**Records for this task**.
=====

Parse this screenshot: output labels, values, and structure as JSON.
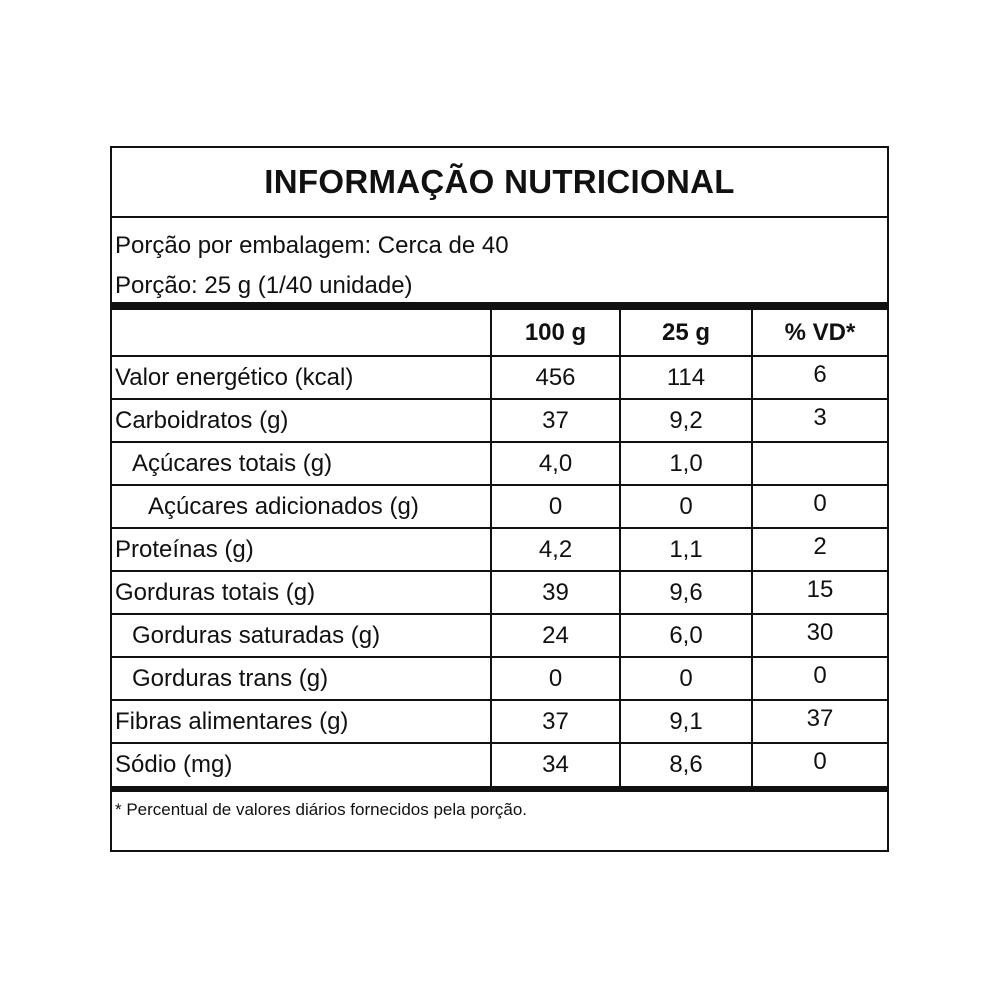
{
  "title": "INFORMAÇÃO NUTRICIONAL",
  "portions_per_package": "Porção por embalagem: Cerca de 40",
  "portion_size": "Porção: 25 g (1/40 unidade)",
  "columns": [
    "",
    "100 g",
    "25 g",
    "% VD*"
  ],
  "rows": [
    {
      "name": "Valor energético (kcal)",
      "per100": "456",
      "per25": "114",
      "vd": "6",
      "indent": 0
    },
    {
      "name": "Carboidratos (g)",
      "per100": "37",
      "per25": "9,2",
      "vd": "3",
      "indent": 0
    },
    {
      "name": "Açúcares totais (g)",
      "per100": "4,0",
      "per25": "1,0",
      "vd": "",
      "indent": 1
    },
    {
      "name": "Açúcares adicionados (g)",
      "per100": "0",
      "per25": "0",
      "vd": "0",
      "indent": 2
    },
    {
      "name": "Proteínas (g)",
      "per100": "4,2",
      "per25": "1,1",
      "vd": "2",
      "indent": 0
    },
    {
      "name": "Gorduras totais (g)",
      "per100": "39",
      "per25": "9,6",
      "vd": "15",
      "indent": 0
    },
    {
      "name": "Gorduras saturadas (g)",
      "per100": "24",
      "per25": "6,0",
      "vd": "30",
      "indent": 1
    },
    {
      "name": "Gorduras trans (g)",
      "per100": "0",
      "per25": "0",
      "vd": "0",
      "indent": 1
    },
    {
      "name": "Fibras alimentares (g)",
      "per100": "37",
      "per25": "9,1",
      "vd": "37",
      "indent": 0
    },
    {
      "name": "Sódio (mg)",
      "per100": "34",
      "per25": "8,6",
      "vd": "0",
      "indent": 0
    }
  ],
  "footnote": "* Percentual de valores diários fornecidos pela porção."
}
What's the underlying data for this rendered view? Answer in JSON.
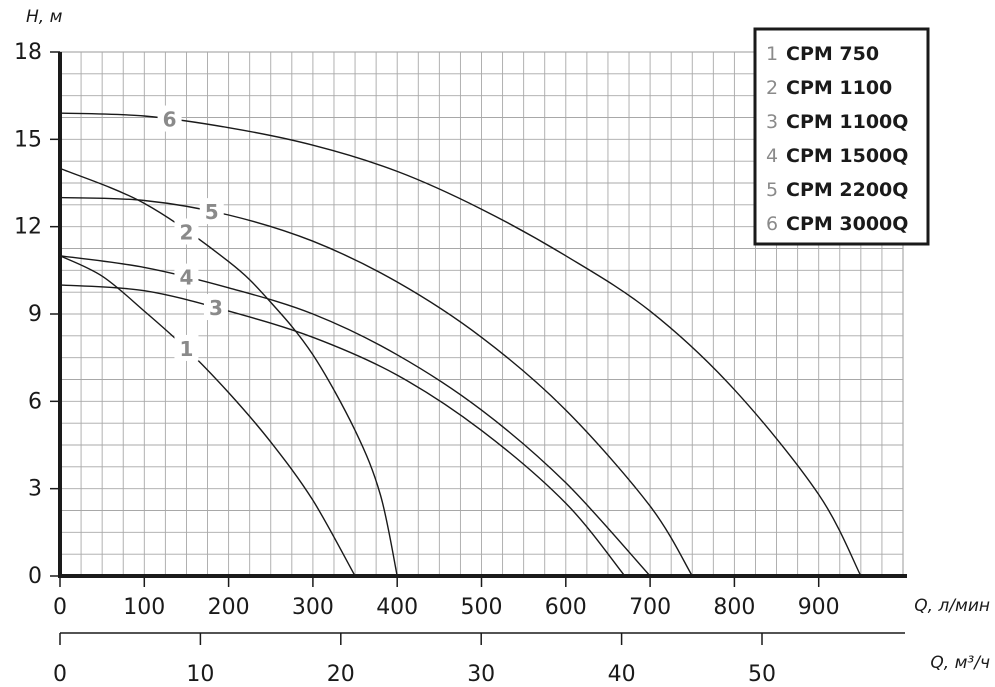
{
  "chart_data": {
    "type": "line",
    "y_axis": {
      "label": "H, м",
      "min": 0,
      "max": 18,
      "ticks": [
        0,
        3,
        6,
        9,
        12,
        15,
        18
      ]
    },
    "x_axis": {
      "label": "Q, л/мин",
      "min": 0,
      "max": 1000,
      "ticks": [
        0,
        100,
        200,
        300,
        400,
        500,
        600,
        700,
        800,
        900
      ]
    },
    "x_axis_secondary": {
      "label": "Q, м³/ч",
      "ticks": [
        0,
        10,
        20,
        30,
        40,
        50
      ]
    },
    "grid": true,
    "legend_position": "top-right",
    "series": [
      {
        "id": "1",
        "name": "CPM 750",
        "x": [
          0,
          50,
          100,
          150,
          200,
          250,
          300,
          350
        ],
        "y": [
          11,
          10.3,
          9.1,
          7.8,
          6.3,
          4.6,
          2.6,
          0
        ]
      },
      {
        "id": "2",
        "name": "CPM 1100",
        "x": [
          0,
          100,
          200,
          250,
          300,
          350,
          380,
          400
        ],
        "y": [
          14,
          12.8,
          10.8,
          9.4,
          7.6,
          5.0,
          2.8,
          0
        ]
      },
      {
        "id": "3",
        "name": "CPM 1100Q",
        "x": [
          0,
          100,
          200,
          300,
          400,
          500,
          600,
          670
        ],
        "y": [
          10,
          9.8,
          9.1,
          8.2,
          6.9,
          5.0,
          2.5,
          0
        ]
      },
      {
        "id": "4",
        "name": "CPM 1500Q",
        "x": [
          0,
          100,
          200,
          300,
          400,
          500,
          600,
          700
        ],
        "y": [
          11,
          10.6,
          9.9,
          9.0,
          7.6,
          5.7,
          3.2,
          0
        ]
      },
      {
        "id": "5",
        "name": "CPM 2200Q",
        "x": [
          0,
          100,
          200,
          300,
          400,
          500,
          600,
          700,
          750
        ],
        "y": [
          13,
          12.9,
          12.4,
          11.5,
          10.1,
          8.2,
          5.7,
          2.4,
          0
        ]
      },
      {
        "id": "6",
        "name": "CPM 3000Q",
        "x": [
          0,
          100,
          200,
          300,
          400,
          500,
          600,
          700,
          800,
          900,
          950
        ],
        "y": [
          15.9,
          15.8,
          15.4,
          14.8,
          13.9,
          12.6,
          11.0,
          9.1,
          6.4,
          2.8,
          0
        ]
      }
    ]
  }
}
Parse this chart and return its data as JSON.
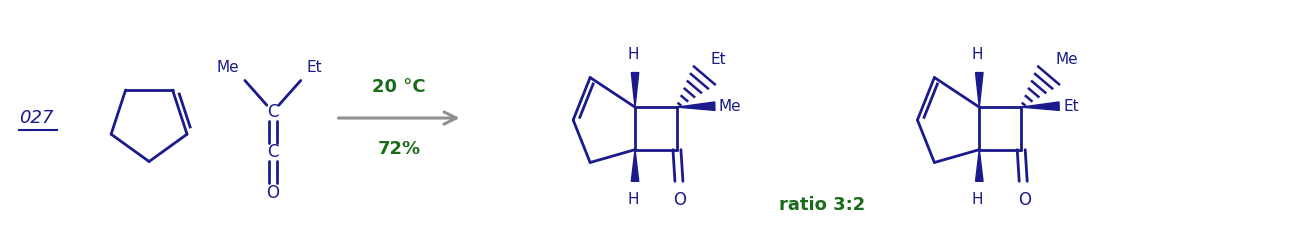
{
  "bg_color": "#ffffff",
  "blue": "#1a1a8c",
  "green": "#1a6b1a",
  "gray": "#909090",
  "label": "027",
  "temp": "20 °C",
  "yield_pct": "72%",
  "ratio": "ratio 3:2"
}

=====

**Challenge**.
Search the listing for the word "Gorduras" and return each line that holds it.

**Task result**.
      "name": "Gorduras totais (g)",
      "name": "Gorduras saturadas (g)",
      "name": "Gorduras trans (g)",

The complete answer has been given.